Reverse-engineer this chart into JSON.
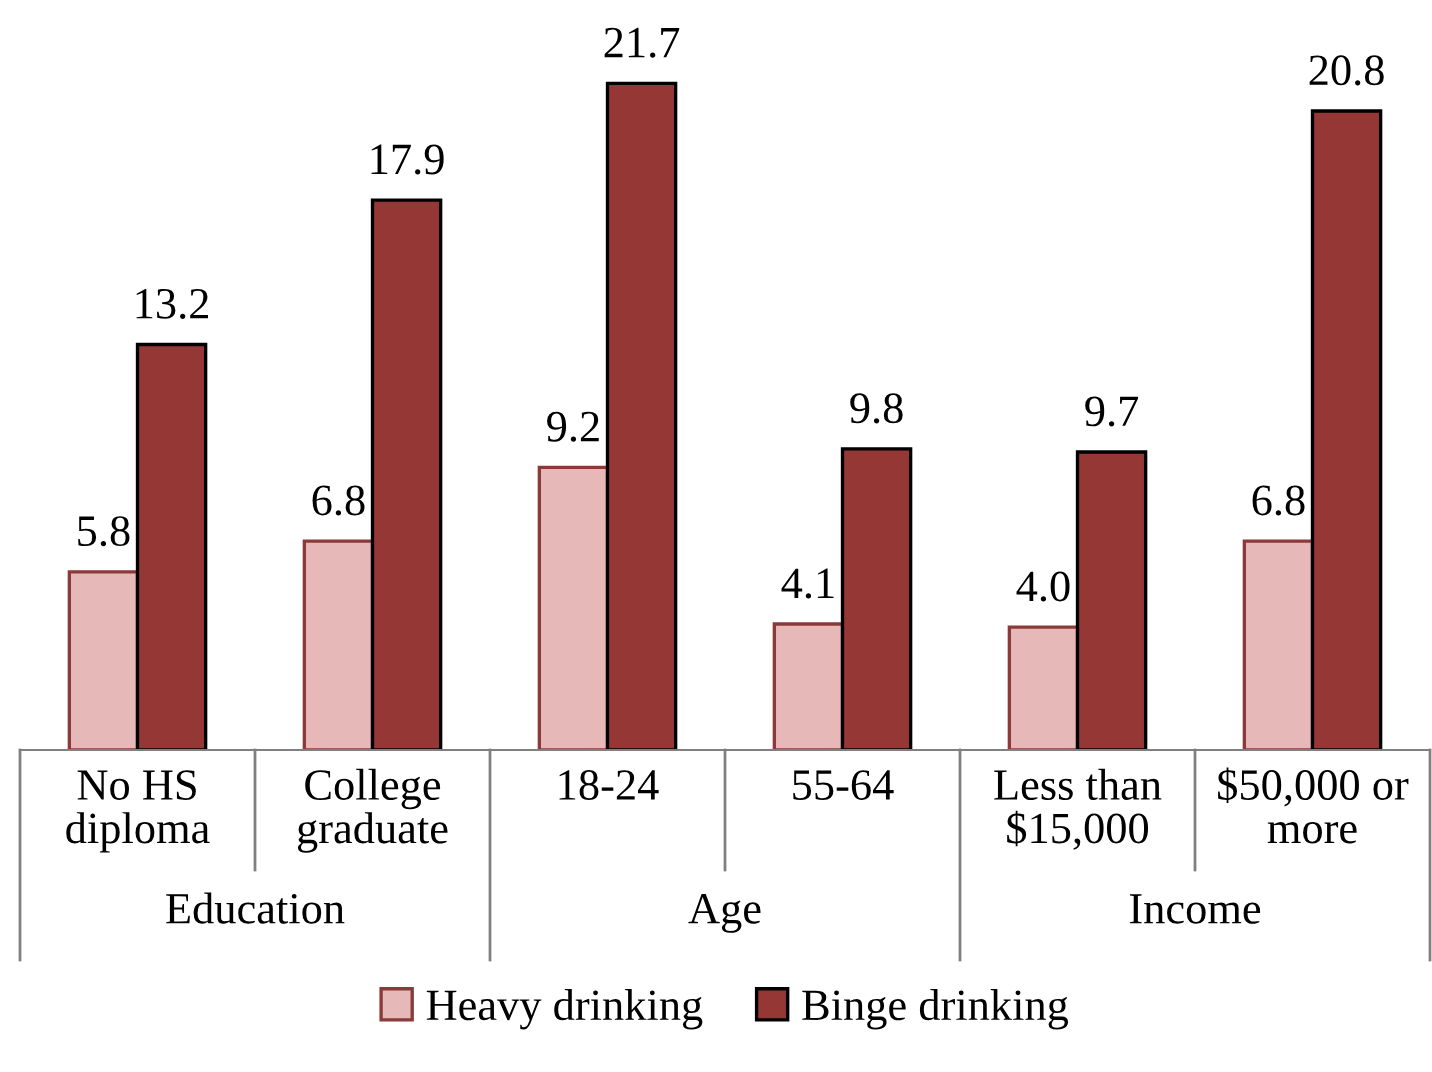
{
  "chart_data": {
    "type": "bar",
    "categories": [
      "No HS\ndiploma",
      "College\ngraduate",
      "18-24",
      "55-64",
      "Less than\n$15,000",
      "$50,000 or\nmore"
    ],
    "annotations": [
      "Education",
      "Age",
      "Income"
    ],
    "series": [
      {
        "name": "Heavy drinking",
        "color": "#e6b9b8",
        "values": [
          5.8,
          6.8,
          9.2,
          4.1,
          4.0,
          6.8
        ],
        "value_labels": [
          "5.8",
          "6.8",
          "9.2",
          "4.1",
          "4.0",
          "6.8"
        ]
      },
      {
        "name": "Binge drinking",
        "color": "#953735",
        "values": [
          13.2,
          17.9,
          21.7,
          9.8,
          9.7,
          20.8
        ],
        "value_labels": [
          "13.2",
          "17.9",
          "21.7",
          "9.8",
          "9.7",
          "20.8"
        ]
      }
    ],
    "legend": "bottom"
  }
}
========
* WORK TO COMPLETE:
Without the pictures, print the records in full, exactly as they appear.

* WRITTEN RESPONSE:
Reverse-engineer this chart into JSON.
{
  "chart_data": {
    "type": "bar",
    "categories": [
      "No HS\ndiploma",
      "College\ngraduate",
      "18-24",
      "55-64",
      "Less than\n$15,000",
      "$50,000 or\nmore"
    ],
    "annotations": [
      "Education",
      "Age",
      "Income"
    ],
    "series": [
      {
        "name": "Heavy drinking",
        "color": "#e6b9b8",
        "values": [
          5.8,
          6.8,
          9.2,
          4.1,
          4.0,
          6.8
        ],
        "value_labels": [
          "5.8",
          "6.8",
          "9.2",
          "4.1",
          "4.0",
          "6.8"
        ]
      },
      {
        "name": "Binge drinking",
        "color": "#953735",
        "values": [
          13.2,
          17.9,
          21.7,
          9.8,
          9.7,
          20.8
        ],
        "value_labels": [
          "13.2",
          "17.9",
          "21.7",
          "9.8",
          "9.7",
          "20.8"
        ]
      }
    ],
    "legend": "bottom"
  }
}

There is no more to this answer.